■ **DO THIS**
Go through the material below and copy each line where the word "that" appears.

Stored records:
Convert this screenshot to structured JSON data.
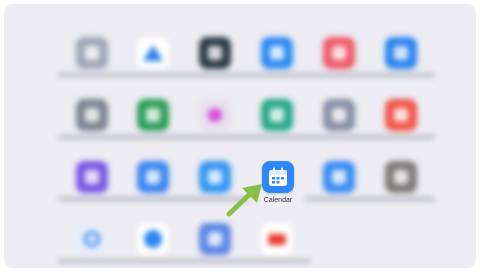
{
  "focused_app": {
    "label": "Calendar",
    "icon": "calendar-icon",
    "color": "#2f86f6"
  },
  "pointer": {
    "icon": "arrow-pointer-icon",
    "color": "#86c04a"
  },
  "blurred_apps": [
    {
      "icon": "app-icon",
      "color": "#9fa6b6"
    },
    {
      "icon": "app-icon",
      "color": "#2f7fe6"
    },
    {
      "icon": "app-icon",
      "color": "#2b3c46"
    },
    {
      "icon": "app-icon",
      "color": "#2c8bf2"
    },
    {
      "icon": "app-icon",
      "color": "#ee5a68"
    },
    {
      "icon": "app-icon",
      "color": "#2c84f0"
    },
    {
      "icon": "app-icon",
      "color": "#7e8492"
    },
    {
      "icon": "app-icon",
      "color": "#2e9e5a"
    },
    {
      "icon": "app-icon",
      "color": "#e6e0ec"
    },
    {
      "icon": "app-icon",
      "color": "#27a98a"
    },
    {
      "icon": "app-icon",
      "color": "#8890a4"
    },
    {
      "icon": "app-icon",
      "color": "#f0574a"
    },
    {
      "icon": "app-icon",
      "color": "#7a59e2"
    },
    {
      "icon": "app-icon",
      "color": "#3d86f2"
    },
    {
      "icon": "app-icon",
      "color": "#3495f2"
    },
    {
      "icon": "app-icon",
      "color": "#3a8cf2"
    },
    {
      "icon": "app-icon",
      "color": "#7d7b76"
    },
    {
      "icon": "app-icon",
      "color": "#e7ecf6"
    },
    {
      "icon": "app-icon",
      "color": "#2b86f0"
    },
    {
      "icon": "app-icon",
      "color": "#5b86e6"
    },
    {
      "icon": "app-icon",
      "color": "#ea3a2e"
    }
  ]
}
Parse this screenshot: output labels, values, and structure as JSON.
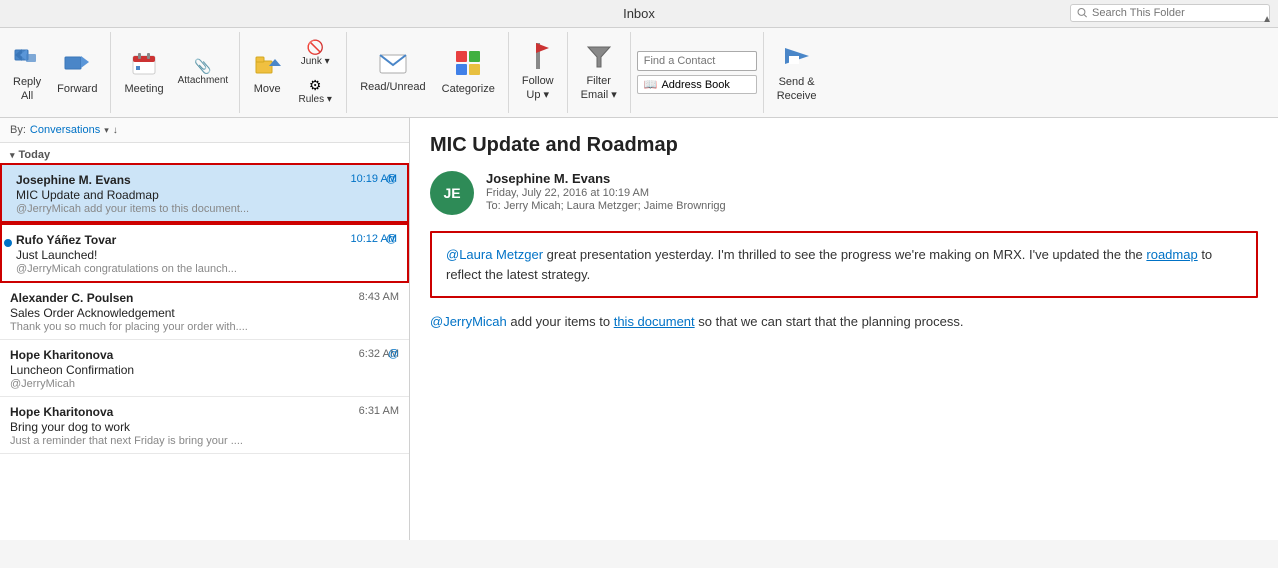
{
  "title_bar": {
    "title": "Inbox",
    "search_placeholder": "Search This Folder",
    "scroll_label": "▲"
  },
  "ribbon": {
    "groups": [
      {
        "name": "respond",
        "buttons": [
          {
            "id": "reply-all",
            "icon": "↩",
            "label": "Reply\nAll",
            "has_dropdown": false
          },
          {
            "id": "forward",
            "icon": "↪",
            "label": "Forward",
            "has_dropdown": false
          }
        ]
      },
      {
        "name": "new",
        "buttons": [
          {
            "id": "meeting",
            "icon": "📅",
            "label": "Meeting",
            "has_dropdown": false
          },
          {
            "id": "attachment",
            "icon": "📎",
            "label": "Attachment",
            "has_dropdown": false
          }
        ]
      },
      {
        "name": "actions",
        "buttons": [
          {
            "id": "move",
            "icon": "📁",
            "label": "Move",
            "has_dropdown": false
          },
          {
            "id": "junk",
            "icon": "🚫",
            "label": "Junk",
            "has_dropdown": true
          },
          {
            "id": "rules",
            "icon": "⚙",
            "label": "Rules",
            "has_dropdown": true
          }
        ]
      },
      {
        "name": "read",
        "buttons": [
          {
            "id": "read-unread",
            "icon": "✉",
            "label": "Read/Unread",
            "has_dropdown": false
          },
          {
            "id": "categorize",
            "icon": "🔶",
            "label": "Categorize",
            "has_dropdown": false
          }
        ]
      },
      {
        "name": "follow",
        "buttons": [
          {
            "id": "follow-up",
            "icon": "🚩",
            "label": "Follow\nUp",
            "has_dropdown": true
          }
        ]
      },
      {
        "name": "filter",
        "buttons": [
          {
            "id": "filter-email",
            "icon": "▽",
            "label": "Filter\nEmail",
            "has_dropdown": true
          }
        ]
      },
      {
        "name": "find",
        "find_contact_placeholder": "Find a Contact",
        "address_book_label": "Address Book",
        "address_book_icon": "📖"
      },
      {
        "name": "send-receive",
        "buttons": [
          {
            "id": "send-receive",
            "icon": "⇄",
            "label": "Send &\nReceive",
            "has_dropdown": false
          }
        ]
      }
    ]
  },
  "email_list": {
    "sort_label": "By:",
    "sort_value": "Conversations",
    "sort_direction": "↓",
    "group_header": "Today",
    "items": [
      {
        "id": "email-1",
        "sender": "Josephine M. Evans",
        "subject": "MIC Update and Roadmap",
        "preview": "@JerryMicah add your items to this document...",
        "time": "10:19 AM",
        "time_color": "blue",
        "unread": false,
        "selected": true,
        "has_at": true
      },
      {
        "id": "email-2",
        "sender": "Rufo Yáñez Tovar",
        "subject": "Just Launched!",
        "preview": "@JerryMicah congratulations on the launch...",
        "time": "10:12 AM",
        "time_color": "blue",
        "unread": true,
        "selected": false,
        "has_at": true
      },
      {
        "id": "email-3",
        "sender": "Alexander C. Poulsen",
        "subject": "Sales Order Acknowledgement",
        "preview": "Thank you so much for placing your order with....",
        "time": "8:43 AM",
        "time_color": "gray",
        "unread": false,
        "selected": false,
        "has_at": false
      },
      {
        "id": "email-4",
        "sender": "Hope Kharitonova",
        "subject": "Luncheon Confirmation",
        "preview": "@JerryMicah",
        "time": "6:32 AM",
        "time_color": "gray",
        "unread": false,
        "selected": false,
        "has_at": true
      },
      {
        "id": "email-5",
        "sender": "Hope Kharitonova",
        "subject": "Bring your dog to work",
        "preview": "Just a reminder that next Friday is bring your ....",
        "time": "6:31 AM",
        "time_color": "gray",
        "unread": false,
        "selected": false,
        "has_at": false
      }
    ]
  },
  "reading_pane": {
    "email_subject": "MIC Update and Roadmap",
    "sender": "Josephine M. Evans",
    "avatar_initials": "JE",
    "avatar_color": "#2e8b57",
    "date": "Friday, July 22, 2016 at 10:19 AM",
    "to": "To: Jerry Micah; Laura Metzger; Jaime Brownrigg",
    "body_block": {
      "mention": "@Laura Metzger",
      "text1": " great presentation yesterday. I'm thrilled to see the progress we're making on MRX.  I've updated the the ",
      "link": "roadmap",
      "text2": " to reflect the latest strategy."
    },
    "body_line2": {
      "mention": "@JerryMicah",
      "text1": " add your items to ",
      "link": "this document",
      "text2": " so that we can start that the planning process."
    }
  }
}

■ **ANSWER FOR THIS EXERCISE**
        "preview": "Just a reminder that next Friday is bring your ....",
      "text2": " so that we can start that the planning process."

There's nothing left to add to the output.